##### Recorded data #####
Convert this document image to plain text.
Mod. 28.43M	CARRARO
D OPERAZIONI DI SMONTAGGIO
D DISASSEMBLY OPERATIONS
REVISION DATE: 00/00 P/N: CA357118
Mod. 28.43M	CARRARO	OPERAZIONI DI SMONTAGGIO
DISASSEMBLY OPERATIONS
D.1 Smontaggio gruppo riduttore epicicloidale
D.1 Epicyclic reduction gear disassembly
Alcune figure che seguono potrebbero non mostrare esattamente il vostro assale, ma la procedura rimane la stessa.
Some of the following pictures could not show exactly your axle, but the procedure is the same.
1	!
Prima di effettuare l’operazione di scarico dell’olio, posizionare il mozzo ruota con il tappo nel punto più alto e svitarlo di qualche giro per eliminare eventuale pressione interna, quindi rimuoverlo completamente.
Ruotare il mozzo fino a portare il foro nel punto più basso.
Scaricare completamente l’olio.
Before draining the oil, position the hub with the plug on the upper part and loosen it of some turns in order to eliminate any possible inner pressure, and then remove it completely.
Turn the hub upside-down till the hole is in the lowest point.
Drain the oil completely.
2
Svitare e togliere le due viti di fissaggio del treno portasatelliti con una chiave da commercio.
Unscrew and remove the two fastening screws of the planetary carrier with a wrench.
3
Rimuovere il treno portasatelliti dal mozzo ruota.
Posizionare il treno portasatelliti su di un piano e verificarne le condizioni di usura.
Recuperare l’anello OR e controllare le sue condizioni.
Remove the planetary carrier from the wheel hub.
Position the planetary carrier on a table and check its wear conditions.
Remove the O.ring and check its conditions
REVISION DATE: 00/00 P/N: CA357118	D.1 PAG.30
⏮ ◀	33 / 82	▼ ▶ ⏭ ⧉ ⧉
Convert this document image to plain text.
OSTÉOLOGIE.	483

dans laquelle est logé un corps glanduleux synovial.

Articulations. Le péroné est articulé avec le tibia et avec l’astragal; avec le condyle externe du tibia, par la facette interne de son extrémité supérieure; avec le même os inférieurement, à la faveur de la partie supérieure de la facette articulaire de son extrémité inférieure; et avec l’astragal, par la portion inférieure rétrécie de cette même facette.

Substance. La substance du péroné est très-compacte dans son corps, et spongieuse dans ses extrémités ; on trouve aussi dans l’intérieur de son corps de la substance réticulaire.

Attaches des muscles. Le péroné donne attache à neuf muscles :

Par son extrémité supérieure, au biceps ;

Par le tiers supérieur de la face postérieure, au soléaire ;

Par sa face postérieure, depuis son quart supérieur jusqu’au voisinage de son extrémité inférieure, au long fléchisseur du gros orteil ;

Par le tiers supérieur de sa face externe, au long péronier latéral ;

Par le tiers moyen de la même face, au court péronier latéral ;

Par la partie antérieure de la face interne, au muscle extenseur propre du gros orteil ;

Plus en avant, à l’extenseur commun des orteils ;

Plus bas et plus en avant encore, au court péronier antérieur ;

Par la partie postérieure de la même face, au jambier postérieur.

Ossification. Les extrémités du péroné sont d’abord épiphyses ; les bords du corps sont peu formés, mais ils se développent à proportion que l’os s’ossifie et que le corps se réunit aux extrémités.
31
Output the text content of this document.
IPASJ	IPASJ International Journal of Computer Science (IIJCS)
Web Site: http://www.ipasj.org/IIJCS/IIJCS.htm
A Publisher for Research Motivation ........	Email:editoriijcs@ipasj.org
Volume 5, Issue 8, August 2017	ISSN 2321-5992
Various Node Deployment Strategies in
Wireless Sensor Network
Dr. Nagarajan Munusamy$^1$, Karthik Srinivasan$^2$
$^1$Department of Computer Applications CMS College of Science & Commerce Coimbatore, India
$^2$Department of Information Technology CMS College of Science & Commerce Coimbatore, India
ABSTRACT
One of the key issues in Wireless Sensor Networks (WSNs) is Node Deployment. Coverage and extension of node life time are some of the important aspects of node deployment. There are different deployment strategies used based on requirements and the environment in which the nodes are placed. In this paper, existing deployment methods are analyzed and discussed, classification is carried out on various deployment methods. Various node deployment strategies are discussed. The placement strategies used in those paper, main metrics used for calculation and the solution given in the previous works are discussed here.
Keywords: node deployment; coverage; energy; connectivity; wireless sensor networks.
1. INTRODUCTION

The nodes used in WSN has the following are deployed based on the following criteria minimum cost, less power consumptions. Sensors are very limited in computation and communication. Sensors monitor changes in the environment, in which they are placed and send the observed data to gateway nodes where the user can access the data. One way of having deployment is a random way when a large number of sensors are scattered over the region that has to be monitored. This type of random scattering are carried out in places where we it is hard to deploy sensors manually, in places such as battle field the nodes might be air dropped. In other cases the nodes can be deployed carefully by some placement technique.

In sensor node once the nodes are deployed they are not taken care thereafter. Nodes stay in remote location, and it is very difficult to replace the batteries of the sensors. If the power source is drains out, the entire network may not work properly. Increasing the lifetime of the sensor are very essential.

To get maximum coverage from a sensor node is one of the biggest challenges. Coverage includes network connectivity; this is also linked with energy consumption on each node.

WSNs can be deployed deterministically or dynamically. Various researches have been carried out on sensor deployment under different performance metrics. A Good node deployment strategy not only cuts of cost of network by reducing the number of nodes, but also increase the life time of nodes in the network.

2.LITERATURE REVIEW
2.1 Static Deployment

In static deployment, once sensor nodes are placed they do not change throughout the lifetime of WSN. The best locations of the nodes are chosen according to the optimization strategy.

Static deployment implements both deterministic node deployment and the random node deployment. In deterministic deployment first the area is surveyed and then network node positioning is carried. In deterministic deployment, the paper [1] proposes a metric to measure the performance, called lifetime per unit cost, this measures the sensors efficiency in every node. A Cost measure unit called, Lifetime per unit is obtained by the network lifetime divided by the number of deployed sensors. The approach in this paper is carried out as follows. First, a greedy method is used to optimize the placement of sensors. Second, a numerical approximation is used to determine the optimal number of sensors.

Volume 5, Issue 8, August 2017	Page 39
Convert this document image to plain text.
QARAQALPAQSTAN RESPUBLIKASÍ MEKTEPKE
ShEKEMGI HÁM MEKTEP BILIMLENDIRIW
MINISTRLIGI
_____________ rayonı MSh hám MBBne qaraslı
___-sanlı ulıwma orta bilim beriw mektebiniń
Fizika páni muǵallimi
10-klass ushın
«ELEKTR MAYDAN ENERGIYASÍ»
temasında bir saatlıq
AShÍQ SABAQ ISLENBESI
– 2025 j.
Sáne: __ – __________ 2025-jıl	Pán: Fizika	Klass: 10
#####
= Problem statement =
Please repeat the material above, word for word and in full.

= Final result =
Convert this document image to plain text.
Mod. 28.43M	CARRARO
D OPERAZIONI DI SMONTAGGIO
D DISASSEMBLY OPERATIONS
REVISION DATE: 00/00 P/N: CA357118
Mod. 28.43M	CARRARO	OPERAZIONI DI SMONTAGGIO
DISASSEMBLY OPERATIONS
D.1 Smontaggio gruppo riduttore epicicloidale
D.1 Epicyclic reduction gear disassembly
Alcune figure che seguono potrebbero non mostrare esattamente il vostro assale, ma la procedura rimane la stessa.
Some of the following pictures could not show exactly your axle, but the procedure is the same.
1	!
Prima di effettuare l’operazione di scarico dell’olio, posizionare il mozzo ruota con il tappo nel punto più alto e svitarlo di qualche giro per eliminare eventuale pressione interna, quindi rimuoverlo completamente.
Ruotare il mozzo fino a portare il foro nel punto più basso.
Scaricare completamente l’olio.
Before draining the oil, position the hub with the plug on the upper part and loosen it of some turns in order to eliminate any possible inner pressure, and then remove it completely.
Turn the hub upside-down till the hole is in the lowest point.
Drain the oil completely.
2
Svitare e togliere le due viti di fissaggio del treno portasatelliti con una chiave da commercio.
Unscrew and remove the two fastening screws of the planetary carrier with a wrench.
3
Rimuovere il treno portasatelliti dal mozzo ruota.
Posizionare il treno portasatelliti su di un piano e verificarne le condizioni di usura.
Recuperare l’anello OR e controllare le sue condizioni.
Remove the planetary carrier from the wheel hub.
Position the planetary carrier on a table and check its wear conditions.
Remove the O.ring and check its conditions
REVISION DATE: 00/00 P/N: CA357118	D.1 PAG.30
⏮ ◀	33 / 82	▼ ▶ ⏭ ⧉ ⧉
Convert this document image to plain text.
OSTÉOLOGIE.	483

dans laquelle est logé un corps glanduleux synovial.

Articulations. Le péroné est articulé avec le tibia et avec l’astragal; avec le condyle externe du tibia, par la facette interne de son extrémité supérieure; avec le même os inférieurement, à la faveur de la partie supérieure de la facette articulaire de son extrémité inférieure; et avec l’astragal, par la portion inférieure rétrécie de cette même facette.

Substance. La substance du péroné est très-compacte dans son corps, et spongieuse dans ses extrémités ; on trouve aussi dans l’intérieur de son corps de la substance réticulaire.

Attaches des muscles. Le péroné donne attache à neuf muscles :

Par son extrémité supérieure, au biceps ;

Par le tiers supérieur de la face postérieure, au soléaire ;

Par sa face postérieure, depuis son quart supérieur jusqu’au voisinage de son extrémité inférieure, au long fléchisseur du gros orteil ;

Par le tiers supérieur de sa face externe, au long péronier latéral ;

Par le tiers moyen de la même face, au court péronier latéral ;

Par la partie antérieure de la face interne, au muscle extenseur propre du gros orteil ;

Plus en avant, à l’extenseur commun des orteils ;

Plus bas et plus en avant encore, au court péronier antérieur ;

Par la partie postérieure de la même face, au jambier postérieur.

Ossification. Les extrémités du péroné sont d’abord épiphyses ; les bords du corps sont peu formés, mais ils se développent à proportion que l’os s’ossifie et que le corps se réunit aux extrémités.
31
Output the text content of this document.
IPASJ	IPASJ International Journal of Computer Science (IIJCS)
Web Site: http://www.ipasj.org/IIJCS/IIJCS.htm
A Publisher for Research Motivation ........	Email:editoriijcs@ipasj.org
Volume 5, Issue 8, August 2017	ISSN 2321-5992
Various Node Deployment Strategies in
Wireless Sensor Network
Dr. Nagarajan Munusamy$^1$, Karthik Srinivasan$^2$
$^1$Department of Computer Applications CMS College of Science & Commerce Coimbatore, India
$^2$Department of Information Technology CMS College of Science & Commerce Coimbatore, India
ABSTRACT
One of the key issues in Wireless Sensor Networks (WSNs) is Node Deployment. Coverage and extension of node life time are some of the important aspects of node deployment. There are different deployment strategies used based on requirements and the environment in which the nodes are placed. In this paper, existing deployment methods are analyzed and discussed, classification is carried out on various deployment methods. Various node deployment strategies are discussed. The placement strategies used in those paper, main metrics used for calculation and the solution given in the previous works are discussed here.
Keywords: node deployment; coverage; energy; connectivity; wireless sensor networks.
1. INTRODUCTION

The nodes used in WSN has the following are deployed based on the following criteria minimum cost, less power consumptions. Sensors are very limited in computation and communication. Sensors monitor changes in the environment, in which they are placed and send the observed data to gateway nodes where the user can access the data. One way of having deployment is a random way when a large number of sensors are scattered over the region that has to be monitored. This type of random scattering are carried out in places where we it is hard to deploy sensors manually, in places such as battle field the nodes might be air dropped. In other cases the nodes can be deployed carefully by some placement technique.

In sensor node once the nodes are deployed they are not taken care thereafter. Nodes stay in remote location, and it is very difficult to replace the batteries of the sensors. If the power source is drains out, the entire network may not work properly. Increasing the lifetime of the sensor are very essential.

To get maximum coverage from a sensor node is one of the biggest challenges. Coverage includes network connectivity; this is also linked with energy consumption on each node.

WSNs can be deployed deterministically or dynamically. Various researches have been carried out on sensor deployment under different performance metrics. A Good node deployment strategy not only cuts of cost of network by reducing the number of nodes, but also increase the life time of nodes in the network.

2.LITERATURE REVIEW
2.1 Static Deployment

In static deployment, once sensor nodes are placed they do not change throughout the lifetime of WSN. The best locations of the nodes are chosen according to the optimization strategy.

Static deployment implements both deterministic node deployment and the random node deployment. In deterministic deployment first the area is surveyed and then network node positioning is carried. In deterministic deployment, the paper [1] proposes a metric to measure the performance, called lifetime per unit cost, this measures the sensors efficiency in every node. A Cost measure unit called, Lifetime per unit is obtained by the network lifetime divided by the number of deployed sensors. The approach in this paper is carried out as follows. First, a greedy method is used to optimize the placement of sensors. Second, a numerical approximation is used to determine the optimal number of sensors.

Volume 5, Issue 8, August 2017	Page 39
Convert this document image to plain text.
QARAQALPAQSTAN RESPUBLIKASÍ MEKTEPKE
ShEKEMGI HÁM MEKTEP BILIMLENDIRIW
MINISTRLIGI
_____________ rayonı MSh hám MBBne qaraslı
___-sanlı ulıwma orta bilim beriw mektebiniń
Fizika páni muǵallimi
10-klass ushın
«ELEKTR MAYDAN ENERGIYASÍ»
temasında bir saatlıq
AShÍQ SABAQ ISLENBESI
– 2025 j.
Sáne: __ – __________ 2025-jıl	Pán: Fizika	Klass: 10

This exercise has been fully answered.